Gather, from the data below, each line in which the word "Mathematik" occurs.
════════════════
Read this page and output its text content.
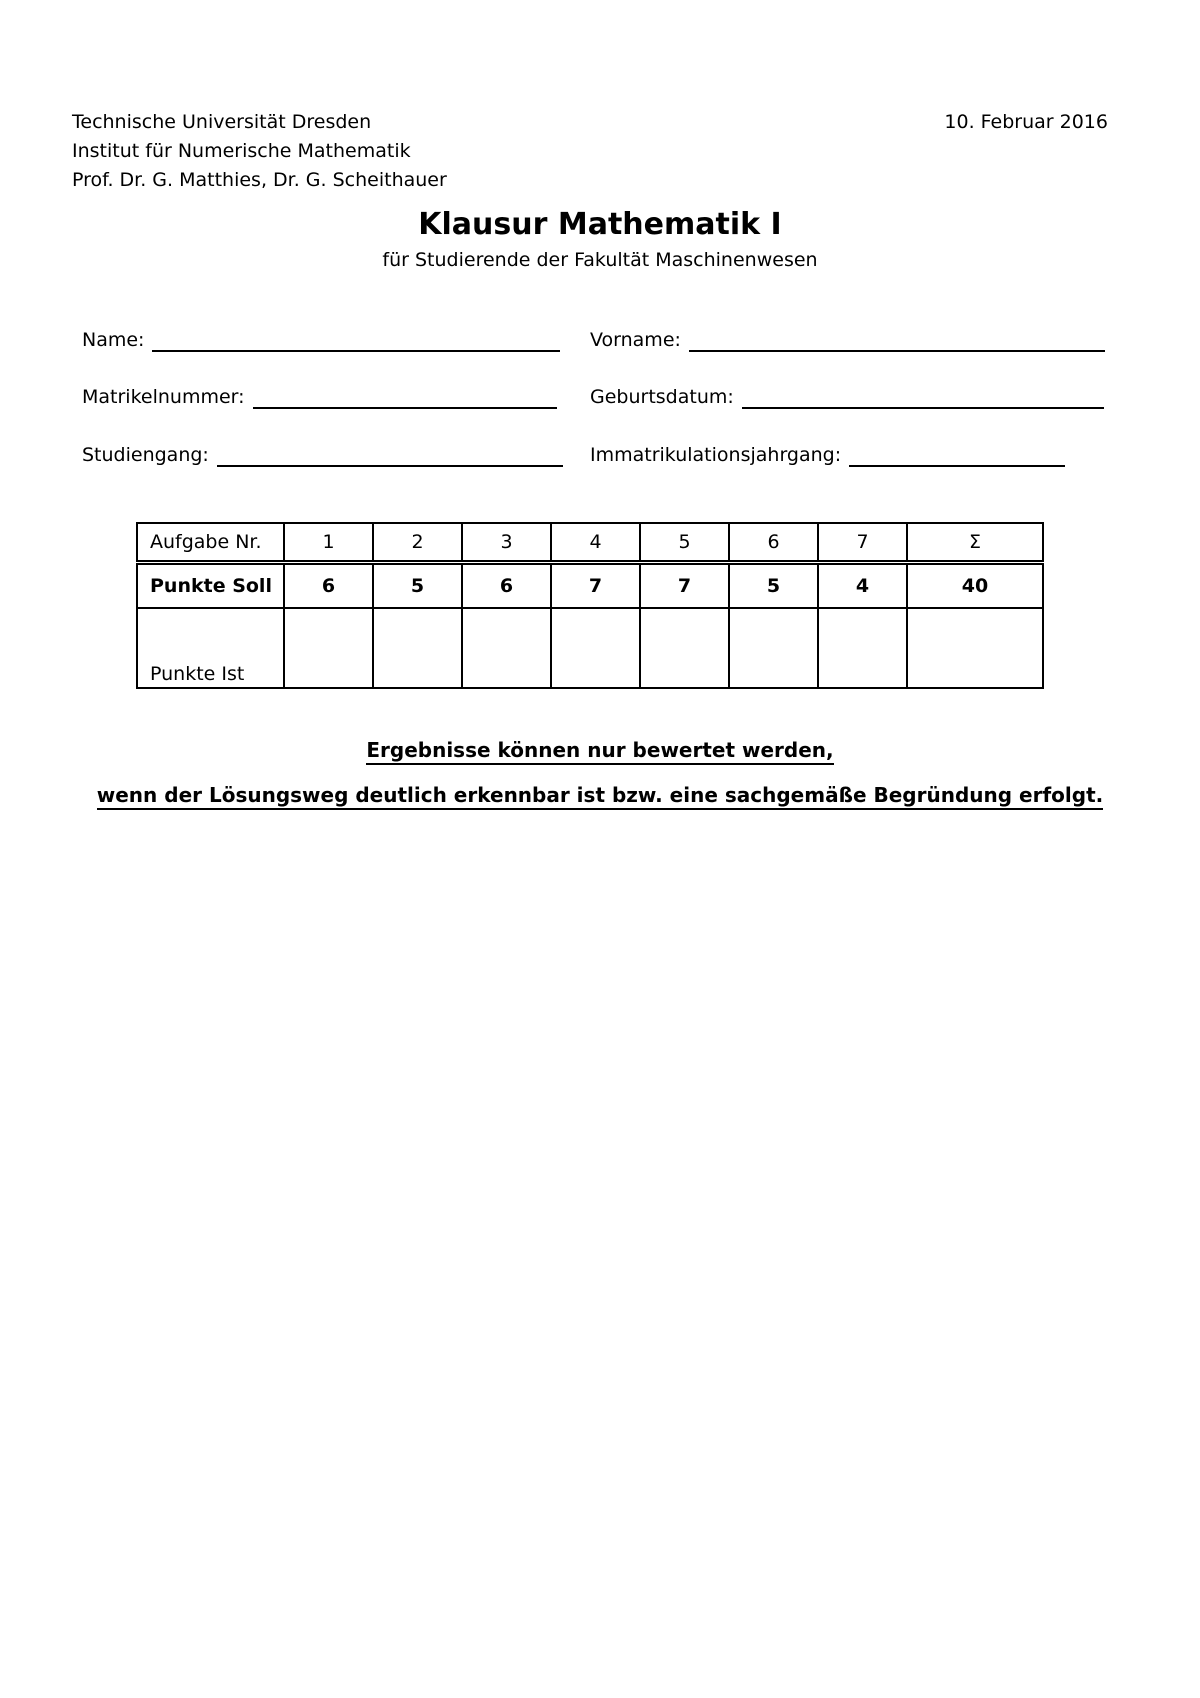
Technische Universität Dresden
Institut für Numerische Mathematik
Prof. Dr. G. Matthies, Dr. G. Scheithauer
10. Februar 2016
Klausur Mathematik I
für Studierende der Fakultät Maschinenwesen
Name:	Vorname:
Matrikelnummer:	Geburtsdatum:
Studiengang:	Immatrikulationsjahrgang:
Aufgabe Nr.	1	2	3	4	5	6	7	Σ
Punkte Soll	6	5	6	7	7	5	4	40
Punkte Ist								
Ergebnisse können nur bewertet werden,
wenn der Lösungsweg deutlich erkennbar ist bzw. eine sachgemäße Begründung erfolgt.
════════════════
Correct answer:
Institut für Numerische Mathematik
Klausur Mathematik I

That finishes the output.